>> START DATA FOR THIS TASK
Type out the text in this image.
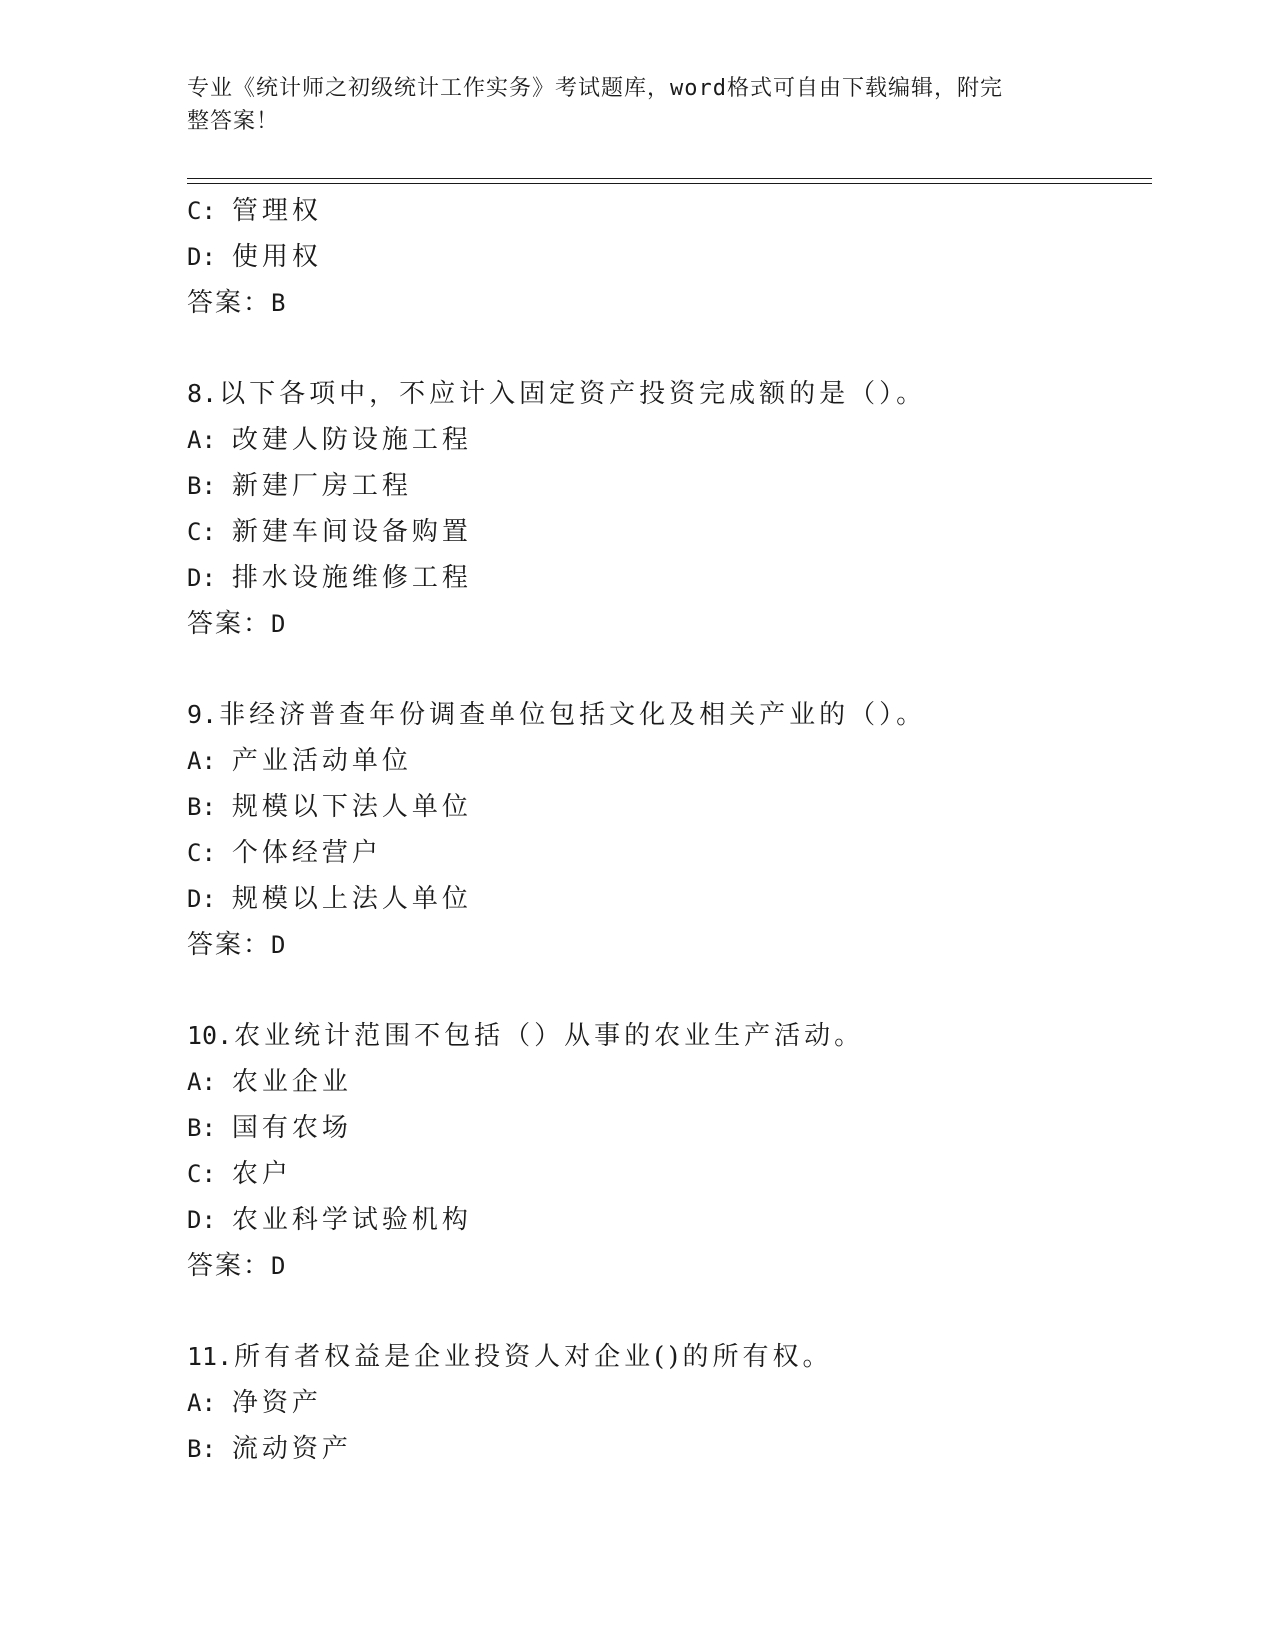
专业《统计师之初级统计工作实务》考试题库，word格式可自由下载编辑，附完

整答案！

C: 管理权
D: 使用权
答案：B
8.以下各项中，不应计入固定资产投资完成额的是（）。
A: 改建人防设施工程
B: 新建厂房工程
C: 新建车间设备购置
D: 排水设施维修工程
答案：D
9.非经济普查年份调查单位包括文化及相关产业的（）。
A: 产业活动单位
B: 规模以下法人单位
C: 个体经营户
D: 规模以上法人单位
答案：D
10.农业统计范围不包括（）从事的农业生产活动。
A: 农业企业
B: 国有农场
C: 农户
D: 农业科学试验机构
答案：D
11.所有者权益是企业投资人对企业()的所有权。
A: 净资产
B: 流动资产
>> END DATA FOR THIS TASK
__TO BE DONE__
Make a word-for-word copy of the entries, without any pictures.

__ANSWER__
Type out the text in this image.
专业《统计师之初级统计工作实务》考试题库，word格式可自由下载编辑，附完

整答案！

C: 管理权
D: 使用权
答案：B
8.以下各项中，不应计入固定资产投资完成额的是（）。
A: 改建人防设施工程
B: 新建厂房工程
C: 新建车间设备购置
D: 排水设施维修工程
答案：D
9.非经济普查年份调查单位包括文化及相关产业的（）。
A: 产业活动单位
B: 规模以下法人单位
C: 个体经营户
D: 规模以上法人单位
答案：D
10.农业统计范围不包括（）从事的农业生产活动。
A: 农业企业
B: 国有农场
C: 农户
D: 农业科学试验机构
答案：D
11.所有者权益是企业投资人对企业()的所有权。
A: 净资产
B: 流动资产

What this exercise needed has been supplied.